> _GOAL OF THE EXERCISE_
Scan the entries below for the word "liittyvät" and copy every line where it turns up.
#### MATERIAL FOR THIS EXERCISE ####
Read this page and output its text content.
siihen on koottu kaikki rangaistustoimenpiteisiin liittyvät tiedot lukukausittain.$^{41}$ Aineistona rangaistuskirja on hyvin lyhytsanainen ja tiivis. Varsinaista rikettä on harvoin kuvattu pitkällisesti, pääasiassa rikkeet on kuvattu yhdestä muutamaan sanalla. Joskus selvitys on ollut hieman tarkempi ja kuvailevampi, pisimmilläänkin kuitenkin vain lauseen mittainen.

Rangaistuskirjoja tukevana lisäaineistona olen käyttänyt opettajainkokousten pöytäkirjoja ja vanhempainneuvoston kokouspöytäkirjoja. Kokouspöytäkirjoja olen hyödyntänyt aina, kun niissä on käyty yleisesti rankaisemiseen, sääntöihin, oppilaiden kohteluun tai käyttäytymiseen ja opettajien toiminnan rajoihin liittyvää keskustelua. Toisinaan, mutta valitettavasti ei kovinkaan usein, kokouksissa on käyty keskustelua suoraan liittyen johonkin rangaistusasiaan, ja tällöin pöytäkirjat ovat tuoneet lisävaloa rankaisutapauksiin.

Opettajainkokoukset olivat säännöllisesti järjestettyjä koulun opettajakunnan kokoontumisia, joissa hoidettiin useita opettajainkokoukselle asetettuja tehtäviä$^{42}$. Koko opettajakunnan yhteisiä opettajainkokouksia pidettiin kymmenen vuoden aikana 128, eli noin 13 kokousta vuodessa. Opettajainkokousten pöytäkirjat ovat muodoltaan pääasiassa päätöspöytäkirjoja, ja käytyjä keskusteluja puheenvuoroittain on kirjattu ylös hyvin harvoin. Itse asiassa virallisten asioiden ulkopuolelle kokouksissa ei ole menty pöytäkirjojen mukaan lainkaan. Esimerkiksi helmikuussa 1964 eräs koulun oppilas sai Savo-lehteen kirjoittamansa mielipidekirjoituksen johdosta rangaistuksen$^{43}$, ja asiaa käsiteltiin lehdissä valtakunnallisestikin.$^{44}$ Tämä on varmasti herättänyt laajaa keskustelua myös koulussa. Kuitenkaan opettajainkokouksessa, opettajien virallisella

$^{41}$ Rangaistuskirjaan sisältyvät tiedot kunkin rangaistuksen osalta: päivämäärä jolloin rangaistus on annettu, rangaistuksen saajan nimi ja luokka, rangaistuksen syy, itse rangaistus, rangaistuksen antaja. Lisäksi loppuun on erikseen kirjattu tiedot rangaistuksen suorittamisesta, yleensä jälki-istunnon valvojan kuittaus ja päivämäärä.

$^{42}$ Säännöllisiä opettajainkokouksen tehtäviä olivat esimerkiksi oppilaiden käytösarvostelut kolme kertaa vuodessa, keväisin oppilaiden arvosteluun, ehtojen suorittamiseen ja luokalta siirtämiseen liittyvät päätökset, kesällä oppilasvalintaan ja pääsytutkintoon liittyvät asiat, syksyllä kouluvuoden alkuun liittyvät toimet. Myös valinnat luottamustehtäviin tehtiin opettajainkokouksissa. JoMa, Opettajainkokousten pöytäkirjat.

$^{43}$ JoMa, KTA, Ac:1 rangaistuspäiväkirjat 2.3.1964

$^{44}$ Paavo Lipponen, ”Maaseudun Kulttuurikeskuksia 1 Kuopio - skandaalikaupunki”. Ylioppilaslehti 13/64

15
####
> _PROBLEM SOLUTION_
siihen on koottu kaikki rangaistustoimenpiteisiin liittyvät tiedot lukukausittain.$^{41}$ Aineistona rangaistuskirja on hyvin lyhytsanainen ja tiivis. Varsinaista rikettä on harvoin kuvattu pitkällisesti, pääasiassa rikkeet on kuvattu yhdestä muutamaan sanalla. Joskus selvitys on ollut hieman tarkempi ja kuvailevampi, pisimmilläänkin kuitenkin vain lauseen mittainen.
$^{42}$ Säännöllisiä opettajainkokouksen tehtäviä olivat esimerkiksi oppilaiden käytösarvostelut kolme kertaa vuodessa, keväisin oppilaiden arvosteluun, ehtojen suorittamiseen ja luokalta siirtämiseen liittyvät päätökset, kesällä oppilasvalintaan ja pääsytutkintoon liittyvät asiat, syksyllä kouluvuoden alkuun liittyvät toimet. Myös valinnat luottamustehtäviin tehtiin opettajainkokouksissa. JoMa, Opettajainkokousten pöytäkirjat.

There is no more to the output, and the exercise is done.